§ **INFORMATION SHOWN**
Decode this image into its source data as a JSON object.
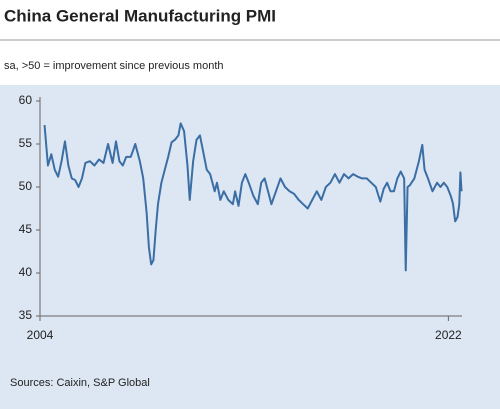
{
  "chart_data": {
    "type": "line",
    "title": "China General Manufacturing PMI",
    "subtitle": "sa, >50 = improvement since previous month",
    "source": "Sources: Caixin, S&P Global",
    "x": [
      2004.2,
      2004.35,
      2004.5,
      2004.65,
      2004.8,
      2004.95,
      2005.1,
      2005.25,
      2005.4,
      2005.55,
      2005.7,
      2005.85,
      2006.0,
      2006.2,
      2006.4,
      2006.6,
      2006.8,
      2007.0,
      2007.2,
      2007.35,
      2007.5,
      2007.65,
      2007.8,
      2008.0,
      2008.2,
      2008.4,
      2008.55,
      2008.7,
      2008.8,
      2008.9,
      2009.0,
      2009.1,
      2009.2,
      2009.35,
      2009.5,
      2009.65,
      2009.8,
      2009.95,
      2010.1,
      2010.2,
      2010.35,
      2010.5,
      2010.6,
      2010.75,
      2010.9,
      2011.05,
      2011.2,
      2011.35,
      2011.5,
      2011.7,
      2011.8,
      2011.95,
      2012.1,
      2012.3,
      2012.5,
      2012.6,
      2012.75,
      2012.9,
      2013.05,
      2013.2,
      2013.4,
      2013.6,
      2013.75,
      2013.9,
      2014.05,
      2014.2,
      2014.4,
      2014.6,
      2014.8,
      2015.0,
      2015.2,
      2015.4,
      2015.6,
      2015.8,
      2016.0,
      2016.2,
      2016.4,
      2016.6,
      2016.8,
      2017.0,
      2017.2,
      2017.4,
      2017.6,
      2017.8,
      2018.0,
      2018.2,
      2018.4,
      2018.6,
      2018.8,
      2019.0,
      2019.15,
      2019.3,
      2019.45,
      2019.6,
      2019.75,
      2019.9,
      2020.05,
      2020.12,
      2020.2,
      2020.3,
      2020.5,
      2020.7,
      2020.85,
      2020.95,
      2021.1,
      2021.3,
      2021.5,
      2021.65,
      2021.8,
      2021.95,
      2022.1,
      2022.2,
      2022.3,
      2022.4,
      2022.48,
      2022.53,
      2022.58
    ],
    "series": [
      {
        "color": "#3b6ea5",
        "values": [
          57.2,
          52.5,
          53.8,
          52,
          51.2,
          53,
          55.3,
          52.5,
          51,
          50.8,
          50,
          51,
          52.8,
          53,
          52.5,
          53.2,
          52.8,
          55,
          52.8,
          55.3,
          53,
          52.5,
          53.5,
          53.5,
          55,
          53,
          51,
          47,
          43,
          41,
          41.5,
          45,
          48,
          50.5,
          52,
          53.5,
          55.2,
          55.5,
          56,
          57.4,
          56.5,
          52.5,
          48.5,
          53,
          55.5,
          56,
          54,
          52,
          51.5,
          49.5,
          50.5,
          48.5,
          49.5,
          48.5,
          48,
          49.5,
          47.8,
          50.5,
          51.5,
          50.5,
          49,
          48,
          50.5,
          51,
          49.5,
          48,
          49.5,
          51,
          50,
          49.5,
          49.2,
          48.5,
          48,
          47.5,
          48.5,
          49.5,
          48.5,
          50,
          50.5,
          51.5,
          50.5,
          51.5,
          51,
          51.5,
          51.2,
          51,
          51,
          50.5,
          50,
          48.3,
          49.8,
          50.5,
          49.5,
          49.5,
          51,
          51.8,
          51,
          40.3,
          50,
          50.2,
          51,
          53,
          54.9,
          52,
          51,
          49.5,
          50.5,
          50,
          50.5,
          50,
          49,
          48.1,
          46,
          46.5,
          48,
          51.7,
          49.5
        ]
      }
    ],
    "xlim": [
      2004,
      2022.6
    ],
    "xticks": [
      2004,
      2022
    ],
    "ylim": [
      35,
      60
    ],
    "yticks": [
      35,
      40,
      45,
      50,
      55,
      60
    ],
    "grid": false
  }
}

§ **SHORT PROBLEM**
Restate the entire listing word for word, excluding pictures.

§ **TASK SOLUTION**
Decode this image into its source data as a JSON object.
{
  "chart_data": {
    "type": "line",
    "title": "China General Manufacturing PMI",
    "subtitle": "sa, >50 = improvement since previous month",
    "source": "Sources: Caixin, S&P Global",
    "x": [
      2004.2,
      2004.35,
      2004.5,
      2004.65,
      2004.8,
      2004.95,
      2005.1,
      2005.25,
      2005.4,
      2005.55,
      2005.7,
      2005.85,
      2006.0,
      2006.2,
      2006.4,
      2006.6,
      2006.8,
      2007.0,
      2007.2,
      2007.35,
      2007.5,
      2007.65,
      2007.8,
      2008.0,
      2008.2,
      2008.4,
      2008.55,
      2008.7,
      2008.8,
      2008.9,
      2009.0,
      2009.1,
      2009.2,
      2009.35,
      2009.5,
      2009.65,
      2009.8,
      2009.95,
      2010.1,
      2010.2,
      2010.35,
      2010.5,
      2010.6,
      2010.75,
      2010.9,
      2011.05,
      2011.2,
      2011.35,
      2011.5,
      2011.7,
      2011.8,
      2011.95,
      2012.1,
      2012.3,
      2012.5,
      2012.6,
      2012.75,
      2012.9,
      2013.05,
      2013.2,
      2013.4,
      2013.6,
      2013.75,
      2013.9,
      2014.05,
      2014.2,
      2014.4,
      2014.6,
      2014.8,
      2015.0,
      2015.2,
      2015.4,
      2015.6,
      2015.8,
      2016.0,
      2016.2,
      2016.4,
      2016.6,
      2016.8,
      2017.0,
      2017.2,
      2017.4,
      2017.6,
      2017.8,
      2018.0,
      2018.2,
      2018.4,
      2018.6,
      2018.8,
      2019.0,
      2019.15,
      2019.3,
      2019.45,
      2019.6,
      2019.75,
      2019.9,
      2020.05,
      2020.12,
      2020.2,
      2020.3,
      2020.5,
      2020.7,
      2020.85,
      2020.95,
      2021.1,
      2021.3,
      2021.5,
      2021.65,
      2021.8,
      2021.95,
      2022.1,
      2022.2,
      2022.3,
      2022.4,
      2022.48,
      2022.53,
      2022.58
    ],
    "series": [
      {
        "color": "#3b6ea5",
        "values": [
          57.2,
          52.5,
          53.8,
          52,
          51.2,
          53,
          55.3,
          52.5,
          51,
          50.8,
          50,
          51,
          52.8,
          53,
          52.5,
          53.2,
          52.8,
          55,
          52.8,
          55.3,
          53,
          52.5,
          53.5,
          53.5,
          55,
          53,
          51,
          47,
          43,
          41,
          41.5,
          45,
          48,
          50.5,
          52,
          53.5,
          55.2,
          55.5,
          56,
          57.4,
          56.5,
          52.5,
          48.5,
          53,
          55.5,
          56,
          54,
          52,
          51.5,
          49.5,
          50.5,
          48.5,
          49.5,
          48.5,
          48,
          49.5,
          47.8,
          50.5,
          51.5,
          50.5,
          49,
          48,
          50.5,
          51,
          49.5,
          48,
          49.5,
          51,
          50,
          49.5,
          49.2,
          48.5,
          48,
          47.5,
          48.5,
          49.5,
          48.5,
          50,
          50.5,
          51.5,
          50.5,
          51.5,
          51,
          51.5,
          51.2,
          51,
          51,
          50.5,
          50,
          48.3,
          49.8,
          50.5,
          49.5,
          49.5,
          51,
          51.8,
          51,
          40.3,
          50,
          50.2,
          51,
          53,
          54.9,
          52,
          51,
          49.5,
          50.5,
          50,
          50.5,
          50,
          49,
          48.1,
          46,
          46.5,
          48,
          51.7,
          49.5
        ]
      }
    ],
    "xlim": [
      2004,
      2022.6
    ],
    "xticks": [
      2004,
      2022
    ],
    "ylim": [
      35,
      60
    ],
    "yticks": [
      35,
      40,
      45,
      50,
      55,
      60
    ],
    "grid": false
  }
}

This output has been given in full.